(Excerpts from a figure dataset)
^^^^

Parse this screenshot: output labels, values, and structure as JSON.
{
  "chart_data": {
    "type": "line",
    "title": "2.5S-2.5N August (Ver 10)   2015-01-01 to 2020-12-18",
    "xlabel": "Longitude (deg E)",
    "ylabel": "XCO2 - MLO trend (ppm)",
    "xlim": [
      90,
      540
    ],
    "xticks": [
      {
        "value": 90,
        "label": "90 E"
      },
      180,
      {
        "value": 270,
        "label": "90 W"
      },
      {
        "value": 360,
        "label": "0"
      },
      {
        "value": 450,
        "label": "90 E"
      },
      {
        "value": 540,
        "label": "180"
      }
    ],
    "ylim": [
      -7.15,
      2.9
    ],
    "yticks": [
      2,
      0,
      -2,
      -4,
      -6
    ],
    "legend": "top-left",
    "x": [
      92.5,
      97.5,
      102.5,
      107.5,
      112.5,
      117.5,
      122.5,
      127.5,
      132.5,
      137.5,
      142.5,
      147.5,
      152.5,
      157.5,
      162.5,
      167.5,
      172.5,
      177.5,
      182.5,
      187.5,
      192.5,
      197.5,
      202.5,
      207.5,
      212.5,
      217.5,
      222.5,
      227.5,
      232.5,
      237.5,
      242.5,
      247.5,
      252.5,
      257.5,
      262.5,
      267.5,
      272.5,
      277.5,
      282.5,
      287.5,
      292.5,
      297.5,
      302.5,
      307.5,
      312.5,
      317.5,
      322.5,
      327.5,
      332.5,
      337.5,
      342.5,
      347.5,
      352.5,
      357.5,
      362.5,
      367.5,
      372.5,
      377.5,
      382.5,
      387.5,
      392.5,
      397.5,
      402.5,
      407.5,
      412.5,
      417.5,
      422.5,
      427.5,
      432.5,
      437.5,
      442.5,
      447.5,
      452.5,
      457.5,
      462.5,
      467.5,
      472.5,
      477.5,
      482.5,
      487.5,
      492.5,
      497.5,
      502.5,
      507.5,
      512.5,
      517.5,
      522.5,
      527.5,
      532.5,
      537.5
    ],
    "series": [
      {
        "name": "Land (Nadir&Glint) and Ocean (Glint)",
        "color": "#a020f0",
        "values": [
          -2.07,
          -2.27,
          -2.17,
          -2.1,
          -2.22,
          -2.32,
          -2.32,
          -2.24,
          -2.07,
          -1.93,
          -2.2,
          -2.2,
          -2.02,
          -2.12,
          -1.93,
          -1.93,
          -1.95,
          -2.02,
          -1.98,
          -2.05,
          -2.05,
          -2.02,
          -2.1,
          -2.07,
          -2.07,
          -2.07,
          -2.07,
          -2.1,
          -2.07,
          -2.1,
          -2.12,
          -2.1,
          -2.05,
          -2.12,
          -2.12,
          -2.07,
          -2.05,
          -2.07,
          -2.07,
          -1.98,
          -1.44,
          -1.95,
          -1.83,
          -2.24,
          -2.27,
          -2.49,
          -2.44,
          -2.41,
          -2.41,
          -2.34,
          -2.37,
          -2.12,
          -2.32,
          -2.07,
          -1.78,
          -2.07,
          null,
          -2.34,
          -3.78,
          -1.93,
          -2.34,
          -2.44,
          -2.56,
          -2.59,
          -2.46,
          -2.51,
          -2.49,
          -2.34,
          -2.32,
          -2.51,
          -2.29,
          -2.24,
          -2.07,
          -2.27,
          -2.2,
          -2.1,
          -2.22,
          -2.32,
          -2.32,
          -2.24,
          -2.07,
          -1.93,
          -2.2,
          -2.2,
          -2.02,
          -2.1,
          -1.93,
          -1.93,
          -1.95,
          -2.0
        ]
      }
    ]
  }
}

^^^^

> **To be done**: Extract the full set of entries word for word.

> **Exercise solution**:
Parse this screenshot: output labels, values, and structure as JSON.
{
  "chart_data": {
    "type": "line",
    "title": "2.5S-2.5N August (Ver 10)   2015-01-01 to 2020-12-18",
    "xlabel": "Longitude (deg E)",
    "ylabel": "XCO2 - MLO trend (ppm)",
    "xlim": [
      90,
      540
    ],
    "xticks": [
      {
        "value": 90,
        "label": "90 E"
      },
      180,
      {
        "value": 270,
        "label": "90 W"
      },
      {
        "value": 360,
        "label": "0"
      },
      {
        "value": 450,
        "label": "90 E"
      },
      {
        "value": 540,
        "label": "180"
      }
    ],
    "ylim": [
      -7.15,
      2.9
    ],
    "yticks": [
      2,
      0,
      -2,
      -4,
      -6
    ],
    "legend": "top-left",
    "x": [
      92.5,
      97.5,
      102.5,
      107.5,
      112.5,
      117.5,
      122.5,
      127.5,
      132.5,
      137.5,
      142.5,
      147.5,
      152.5,
      157.5,
      162.5,
      167.5,
      172.5,
      177.5,
      182.5,
      187.5,
      192.5,
      197.5,
      202.5,
      207.5,
      212.5,
      217.5,
      222.5,
      227.5,
      232.5,
      237.5,
      242.5,
      247.5,
      252.5,
      257.5,
      262.5,
      267.5,
      272.5,
      277.5,
      282.5,
      287.5,
      292.5,
      297.5,
      302.5,
      307.5,
      312.5,
      317.5,
      322.5,
      327.5,
      332.5,
      337.5,
      342.5,
      347.5,
      352.5,
      357.5,
      362.5,
      367.5,
      372.5,
      377.5,
      382.5,
      387.5,
      392.5,
      397.5,
      402.5,
      407.5,
      412.5,
      417.5,
      422.5,
      427.5,
      432.5,
      437.5,
      442.5,
      447.5,
      452.5,
      457.5,
      462.5,
      467.5,
      472.5,
      477.5,
      482.5,
      487.5,
      492.5,
      497.5,
      502.5,
      507.5,
      512.5,
      517.5,
      522.5,
      527.5,
      532.5,
      537.5
    ],
    "series": [
      {
        "name": "Land (Nadir&Glint) and Ocean (Glint)",
        "color": "#a020f0",
        "values": [
          -2.07,
          -2.27,
          -2.17,
          -2.1,
          -2.22,
          -2.32,
          -2.32,
          -2.24,
          -2.07,
          -1.93,
          -2.2,
          -2.2,
          -2.02,
          -2.12,
          -1.93,
          -1.93,
          -1.95,
          -2.02,
          -1.98,
          -2.05,
          -2.05,
          -2.02,
          -2.1,
          -2.07,
          -2.07,
          -2.07,
          -2.07,
          -2.1,
          -2.07,
          -2.1,
          -2.12,
          -2.1,
          -2.05,
          -2.12,
          -2.12,
          -2.07,
          -2.05,
          -2.07,
          -2.07,
          -1.98,
          -1.44,
          -1.95,
          -1.83,
          -2.24,
          -2.27,
          -2.49,
          -2.44,
          -2.41,
          -2.41,
          -2.34,
          -2.37,
          -2.12,
          -2.32,
          -2.07,
          -1.78,
          -2.07,
          null,
          -2.34,
          -3.78,
          -1.93,
          -2.34,
          -2.44,
          -2.56,
          -2.59,
          -2.46,
          -2.51,
          -2.49,
          -2.34,
          -2.32,
          -2.51,
          -2.29,
          -2.24,
          -2.07,
          -2.27,
          -2.2,
          -2.1,
          -2.22,
          -2.32,
          -2.32,
          -2.24,
          -2.07,
          -1.93,
          -2.2,
          -2.2,
          -2.02,
          -2.1,
          -1.93,
          -1.93,
          -1.95,
          -2.0
        ]
      }
    ]
  }
}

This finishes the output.